Most Memorable Things To Do
These are the things we feel you absolutely have to do on your first visit to Maui in order to get a complete taste of the island.
Drive the Road To Hana
A lot of people don’t make time for this drive and for good reason. After all, you’re on vacation and the thought of spending all day driving the 600 sharp turns and 59 one-lane bridges can be quite exhausting. It is gorgeous, however, and in my opinion, it is the best thing to do in Maui, which is why I highly recommending spending one night in Hana in order to see it all. Be sure to stop at Coconut Glen’s for the best vegan ice cream ever!
If you are considering driving the Road To Hana, be sure to read our Complete Guide To Hana first to help you make the most of your day exploring this
Hike in Haleakala National Park
You can access Haleakala NP from two sides, either driving up the Haleakala Highway towards the summit or choosing to access the southeast side by driving the Road to Hana. Both are worth doing in my opinion, but on two separate days.
Drive the Backside of Haleakala.
I preferred making the Road to Hana a loop and continued on past Haleakala National Park, driving Highway 31, the Piilani Highway, back.
The views along the Pilani Highway here are some of the best in Maui!
The first 5 miles from when you leave Haleakala is an unfinished road and the next 5 miles is a dirt road with a few one-way sections. It’s totally doable in any car, but you’re going to want to go slow and use caution so you don’t hit a cow.
You’ll pass the tiny town of Kipahulu, tall grassy ranchlands, and black jagged lavascapes. We drove back at dusk and enjoyed gorgeous sunset views the entire time. There are quite a few overlooks and some trails you can explore along the way.
Hike Through a Bamboo Forest
Maui is home to several clusters of bamboo forest. While the popular bamboo forest hike near the rainbow trees on the road to Hana is now closed, however, there is another fun hike through a nearby bamboo forest that takes you to a beautiful waterfall with a pool you can swim in.
You can also opt to hike Pipiwai Trail which starts at the Oheo Gulch parking area in Haleakala National Park (mile 60 on the road to Hana).

> [MATERIAL]
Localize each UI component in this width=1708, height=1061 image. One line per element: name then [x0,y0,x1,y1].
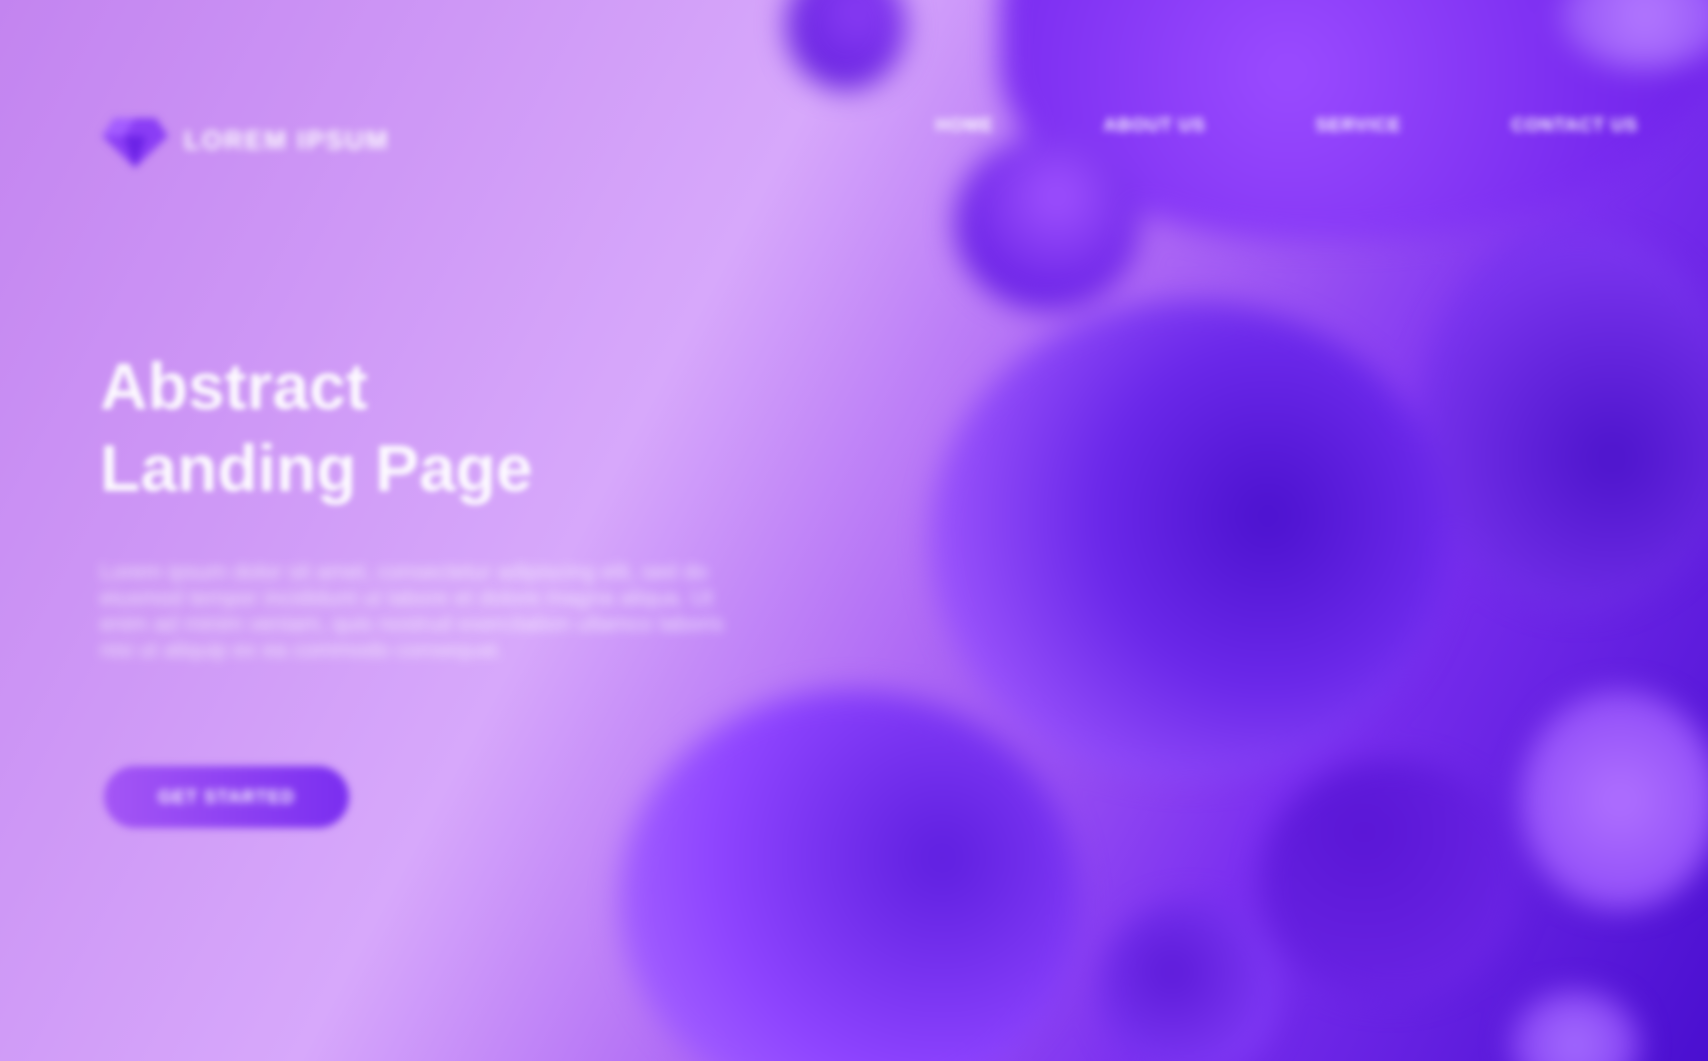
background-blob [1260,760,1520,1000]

> [GOAL]
Copy word for word the stretch of the Maui travel guide that opens with "The views along" and closes with "can swim in.".

> [TASK RESPONSE]
The views along the Pilani Highway here are some of the best in Maui!
The first 5 miles from when you leave Haleakala is an unfinished road and the next 5 miles is a dirt road with a few one-way sections. It’s totally doable in any car, but you’re going to want to go slow and use caution so you don’t hit a cow.
You’ll pass the tiny town of Kipahulu, tall grassy ranchlands, and black jagged lavascapes. We drove back at dusk and enjoyed gorgeous sunset views the entire time. There are quite a few overlooks and some trails you can explore along the way.
Hike Through a Bamboo Forest
Maui is home to several clusters of bamboo forest. While the popular bamboo forest hike near the rainbow trees on the road to Hana is now closed, however, there is another fun hike through a nearby bamboo forest that takes you to a beautiful waterfall with a pool you can swim in.